* _Provided material_:
= = =

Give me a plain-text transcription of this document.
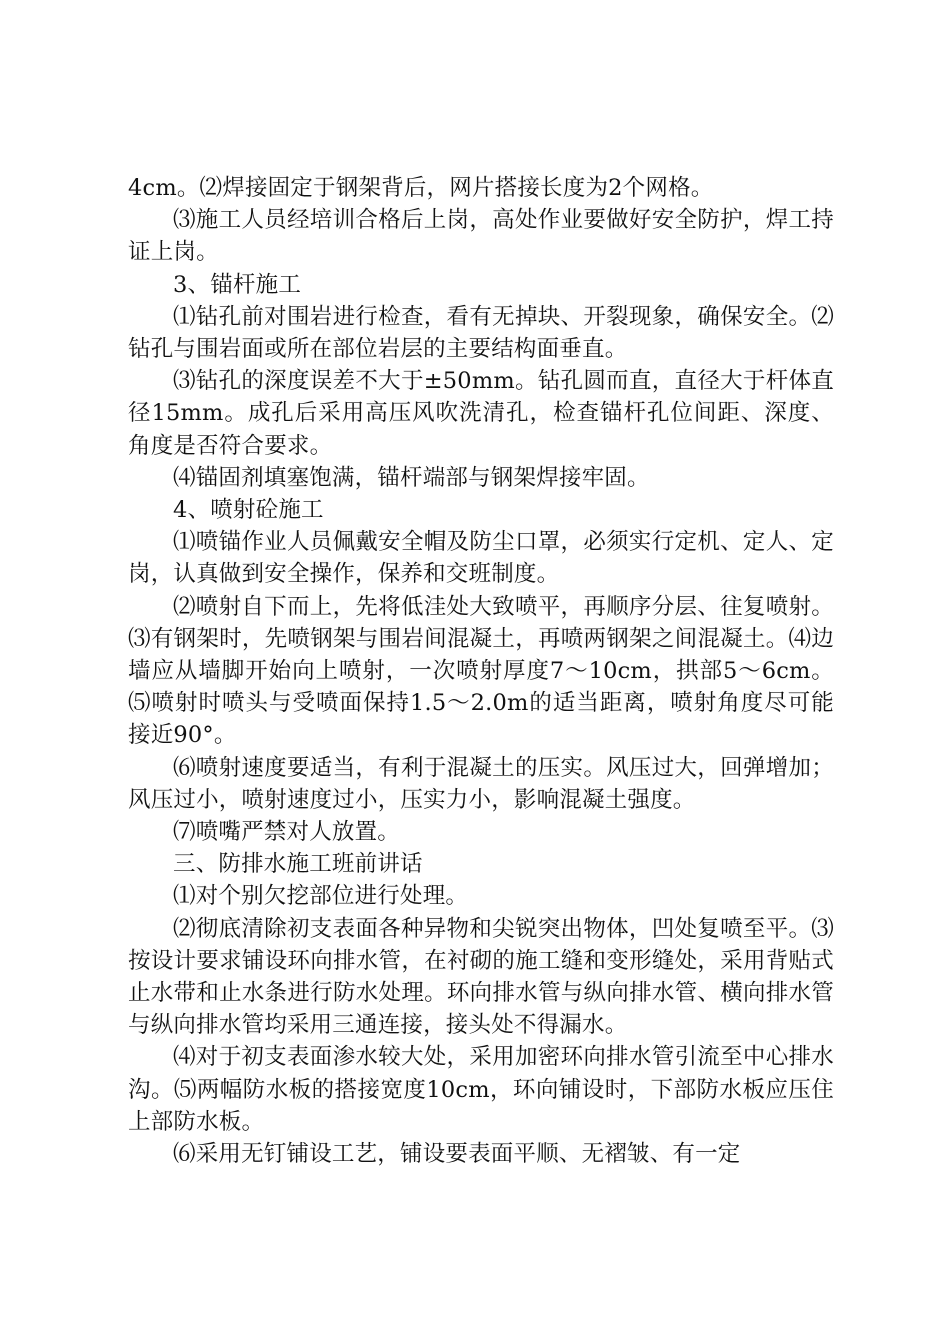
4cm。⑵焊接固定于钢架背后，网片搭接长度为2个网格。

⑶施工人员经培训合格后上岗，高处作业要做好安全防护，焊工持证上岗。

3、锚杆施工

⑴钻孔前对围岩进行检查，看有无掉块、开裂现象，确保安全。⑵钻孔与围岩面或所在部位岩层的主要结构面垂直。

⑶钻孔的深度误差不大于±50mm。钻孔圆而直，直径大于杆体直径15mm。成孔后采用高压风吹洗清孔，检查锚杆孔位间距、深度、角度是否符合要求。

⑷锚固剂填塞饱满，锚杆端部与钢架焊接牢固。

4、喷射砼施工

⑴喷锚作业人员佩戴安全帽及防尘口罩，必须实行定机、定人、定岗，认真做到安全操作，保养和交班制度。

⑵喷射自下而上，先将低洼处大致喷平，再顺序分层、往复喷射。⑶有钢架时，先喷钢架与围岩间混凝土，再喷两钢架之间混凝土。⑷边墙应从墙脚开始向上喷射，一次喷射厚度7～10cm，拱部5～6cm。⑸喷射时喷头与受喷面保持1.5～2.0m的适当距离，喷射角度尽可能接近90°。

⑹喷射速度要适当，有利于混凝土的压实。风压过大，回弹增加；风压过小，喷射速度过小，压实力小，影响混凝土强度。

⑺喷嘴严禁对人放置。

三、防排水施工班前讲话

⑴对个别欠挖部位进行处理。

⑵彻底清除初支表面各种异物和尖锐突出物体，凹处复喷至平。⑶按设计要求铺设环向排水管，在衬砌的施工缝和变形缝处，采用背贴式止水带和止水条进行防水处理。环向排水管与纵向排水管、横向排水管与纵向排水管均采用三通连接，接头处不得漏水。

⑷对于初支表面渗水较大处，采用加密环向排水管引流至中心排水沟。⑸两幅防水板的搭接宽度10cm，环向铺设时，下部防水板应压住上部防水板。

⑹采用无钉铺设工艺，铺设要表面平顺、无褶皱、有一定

= = =

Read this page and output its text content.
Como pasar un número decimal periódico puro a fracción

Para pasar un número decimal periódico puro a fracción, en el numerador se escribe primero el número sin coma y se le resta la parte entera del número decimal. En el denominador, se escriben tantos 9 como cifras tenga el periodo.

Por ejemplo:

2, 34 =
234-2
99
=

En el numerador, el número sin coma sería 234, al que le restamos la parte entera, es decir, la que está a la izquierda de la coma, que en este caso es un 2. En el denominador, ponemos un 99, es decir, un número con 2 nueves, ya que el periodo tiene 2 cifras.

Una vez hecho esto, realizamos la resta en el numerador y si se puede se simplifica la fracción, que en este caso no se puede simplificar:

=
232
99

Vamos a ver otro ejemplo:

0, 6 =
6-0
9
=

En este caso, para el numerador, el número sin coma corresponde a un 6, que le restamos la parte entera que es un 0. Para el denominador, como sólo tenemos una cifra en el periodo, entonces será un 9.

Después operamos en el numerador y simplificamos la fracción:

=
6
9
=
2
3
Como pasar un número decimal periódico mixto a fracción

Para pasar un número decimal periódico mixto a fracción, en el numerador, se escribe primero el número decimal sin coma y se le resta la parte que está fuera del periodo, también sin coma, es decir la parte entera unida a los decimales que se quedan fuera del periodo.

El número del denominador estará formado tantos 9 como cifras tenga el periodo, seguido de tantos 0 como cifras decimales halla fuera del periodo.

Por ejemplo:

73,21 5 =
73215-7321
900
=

= = =

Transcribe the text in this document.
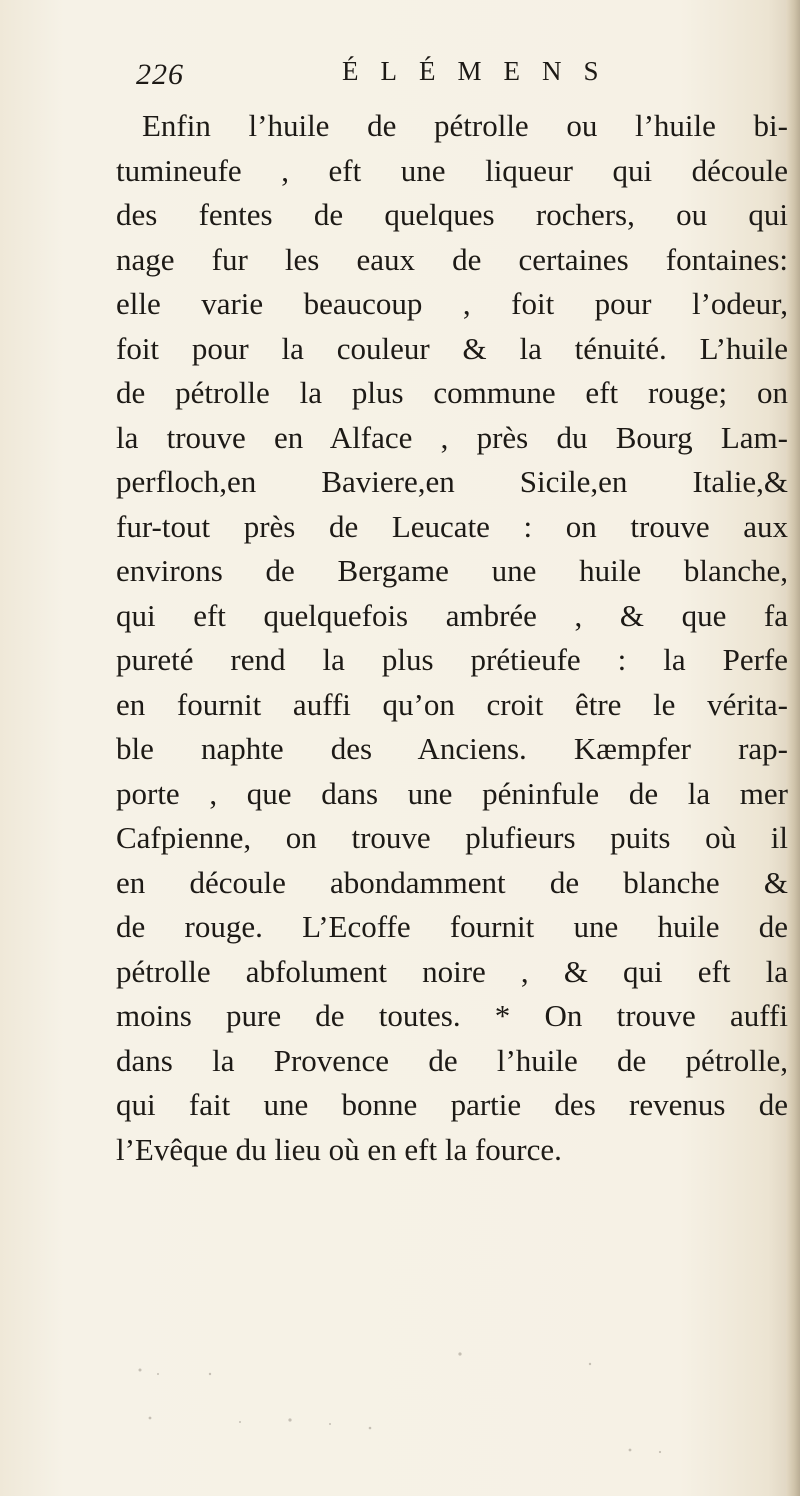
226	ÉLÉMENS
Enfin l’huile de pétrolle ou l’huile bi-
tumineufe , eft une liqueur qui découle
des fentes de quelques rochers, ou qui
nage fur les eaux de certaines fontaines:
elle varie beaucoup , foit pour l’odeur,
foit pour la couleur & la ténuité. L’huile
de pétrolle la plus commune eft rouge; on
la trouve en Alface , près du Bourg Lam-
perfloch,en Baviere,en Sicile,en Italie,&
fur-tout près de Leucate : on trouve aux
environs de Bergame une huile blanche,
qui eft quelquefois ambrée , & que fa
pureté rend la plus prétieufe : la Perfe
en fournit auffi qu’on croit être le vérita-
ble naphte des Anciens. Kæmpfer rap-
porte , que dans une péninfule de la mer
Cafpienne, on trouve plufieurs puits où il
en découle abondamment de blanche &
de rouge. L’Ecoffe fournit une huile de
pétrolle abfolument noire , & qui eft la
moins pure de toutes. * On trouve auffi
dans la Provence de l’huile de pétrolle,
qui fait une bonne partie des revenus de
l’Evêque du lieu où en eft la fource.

= = =

* _Problem description_: Tally the lines of the data that hold the string "puro". Answer with the number and nothing more.

* _Full answer_: 2